§ Exercise:
Copy the lines from the one containing "bubble-sladkosti-label: sladkostí: [431, 157, 539, 187]" through the one containing "bar-9let-sladkosti: 34,6: [220, 405, 297, 510]" without any changes.

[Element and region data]
------------

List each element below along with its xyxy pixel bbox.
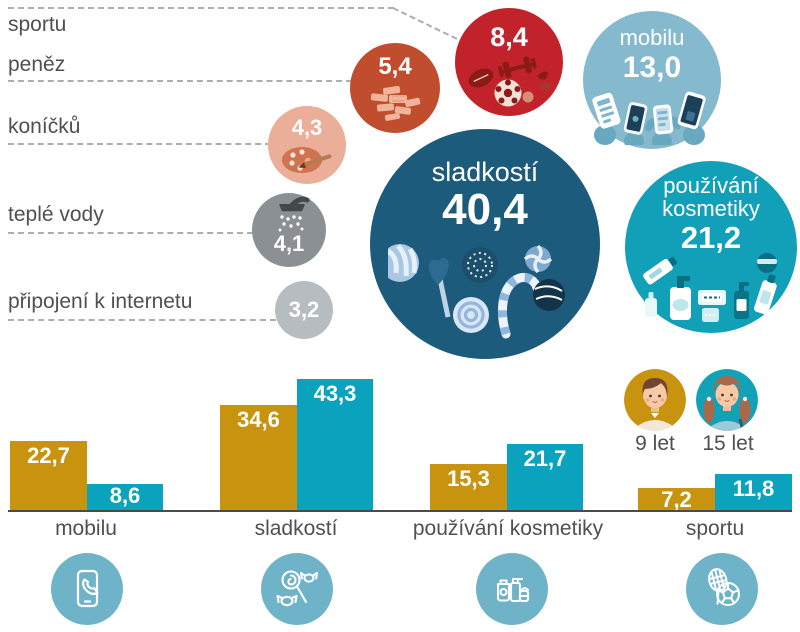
bubble-sladkosti-label: sladkostí: [431, 157, 539, 187]
bar-15let-mobilu: 8,6: [87, 484, 163, 510]
bubble-internet-value: 3,2: [288, 297, 320, 322]
bubble-tepla-voda: 4,1: [252, 193, 326, 267]
cosmetics-icon: [496, 577, 530, 603]
bar-value: 7,2: [661, 487, 692, 512]
cosmetics-bottles-icon: [643, 253, 777, 322]
bar-value: 22,7: [27, 443, 70, 468]
bar-9let-sladkosti: 34,6: [220, 405, 297, 510]
leader-line-sportu: [8, 7, 394, 9]
bar-9let-sportu: 7,2: [638, 487, 715, 512]
category-icon-sladkosti: [261, 553, 333, 625]
bubble-mobilu-label: mobilu: [619, 25, 685, 50]
bubble-sportu-value: 8,4: [490, 22, 528, 52]
bubble-kosmetika-label-1: používání: [663, 173, 759, 198]
bar-value: 34,6: [237, 407, 280, 432]
category-label-mobilu: mobilu: [55, 517, 117, 540]
phone-icon: [76, 569, 99, 608]
bar-chart: 22,7 8,6 34,6 43,3 15,3 21,7 7,2 11,8: [10, 379, 792, 512]
bar-15let-sportu: 11,8: [715, 474, 792, 510]
bar-9let-mobilu: 22,7: [10, 441, 87, 510]
bubble-mobilu: mobilu 13,0: [583, 11, 721, 149]
bar-value: 15,3: [447, 466, 490, 491]
category-label-sportu: sportu: [685, 517, 745, 540]
candy-icon: [276, 570, 319, 607]
bubble-kosmetika-value: 21,2: [680, 220, 742, 256]
bubble-konicku-value: 4,3: [291, 115, 323, 140]
phones-in-hands-icon: [592, 91, 706, 145]
bubble-sladkosti: sladkostí 40,4: [370, 129, 600, 359]
leader-line-tepla-voda: [8, 232, 253, 234]
bubble-sladkosti-value: 40,4: [442, 185, 528, 234]
leader-line-penez: [8, 80, 352, 82]
shower-icon: [278, 196, 310, 232]
left-label-sportu: sportu: [8, 13, 67, 36]
bar-value: 43,3: [313, 381, 357, 406]
bar-9let-kosmetika: 15,3: [430, 464, 507, 510]
boy-avatar-icon: [624, 369, 686, 431]
legend-avatar-15let: [696, 369, 758, 431]
x-axis-line: [8, 510, 792, 512]
bubble-kosmetika: používání kosmetiky 21,2: [625, 161, 797, 333]
left-label-konicku: koníčků: [8, 115, 81, 138]
bar-value: 21,7: [523, 446, 567, 471]
bubble-mobilu-value: 13,0: [622, 51, 682, 84]
candies-icon: [388, 244, 565, 339]
leader-line-internet: [8, 319, 276, 321]
legend-label-15let: 15 let: [702, 432, 754, 455]
category-label-kosmetika: používání kosmetiky: [412, 517, 604, 540]
left-label-internet: připojení k internetu: [8, 290, 193, 313]
left-label-penez: peněz: [8, 53, 66, 76]
bubble-penez-value: 5,4: [378, 53, 412, 80]
legend-label-9let: 9 let: [635, 432, 675, 455]
bubble-konicku: 4,3: [268, 106, 346, 184]
bubble-tepla-voda-value: 4,1: [273, 231, 305, 256]
bubble-kosmetika-label-2: kosmetiky: [662, 196, 760, 222]
bar-value: 8,6: [109, 483, 141, 508]
bar-value: 11,8: [732, 476, 775, 501]
girl-avatar-icon: [696, 369, 758, 431]
leader-line-konicku: [8, 143, 271, 145]
left-label-tepla-voda: teplé vody: [8, 203, 104, 226]
bar-15let-kosmetika: 21,7: [507, 444, 583, 510]
bubble-penez: 5,4: [350, 43, 440, 133]
category-icon-mobilu: [51, 553, 123, 625]
category-icon-sportu: [686, 553, 758, 625]
category-label-sladkosti: sladkostí: [254, 517, 338, 540]
bubble-internet: 3,2: [275, 281, 333, 339]
sports-gear-icon: [468, 56, 551, 107]
legend-avatar-9let: [624, 369, 686, 431]
category-icon-kosmetika: [476, 553, 548, 625]
sport-icon: [708, 568, 740, 606]
bubble-sportu: 8,4: [455, 8, 563, 116]
bar-15let-sladkosti: 43,3: [297, 379, 373, 510]
money-icon: [370, 86, 421, 121]
paint-palette-icon: [282, 147, 332, 173]
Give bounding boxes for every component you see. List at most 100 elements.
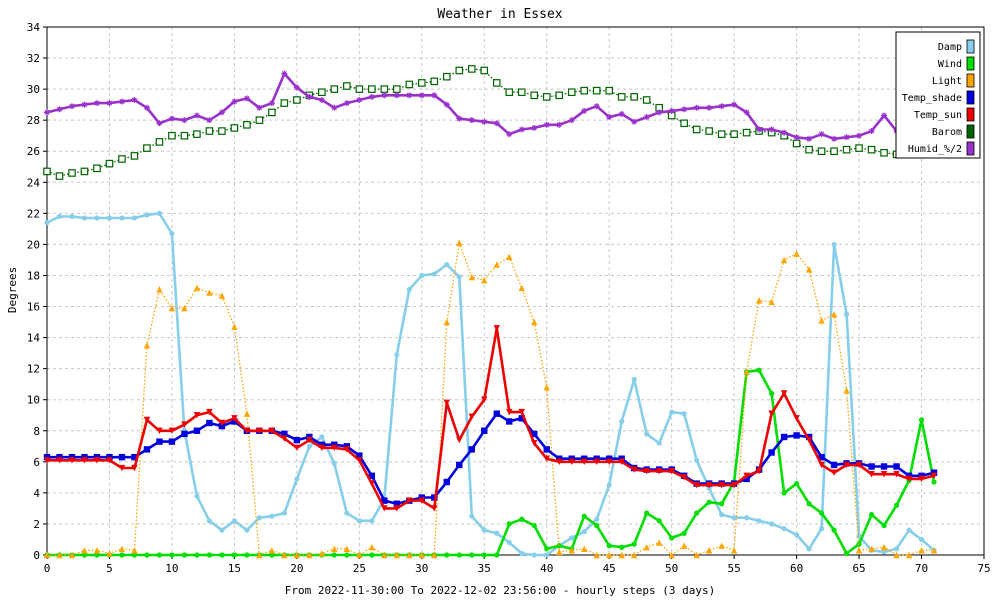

------------

§ Solution for this problem:
bubble-sladkosti-label: sladkostí: [431, 157, 539, 187]
bar-15let-mobilu: 8,6: [87, 484, 163, 510]
bubble-internet-value: 3,2: [288, 297, 320, 322]
bubble-tepla-voda: 4,1: [252, 193, 326, 267]
cosmetics-icon: [496, 577, 530, 603]
bar-value: 7,2: [661, 487, 692, 512]
cosmetics-bottles-icon: [643, 253, 777, 322]
bar-value: 22,7: [27, 443, 70, 468]
bar-9let-sladkosti: 34,6: [220, 405, 297, 510]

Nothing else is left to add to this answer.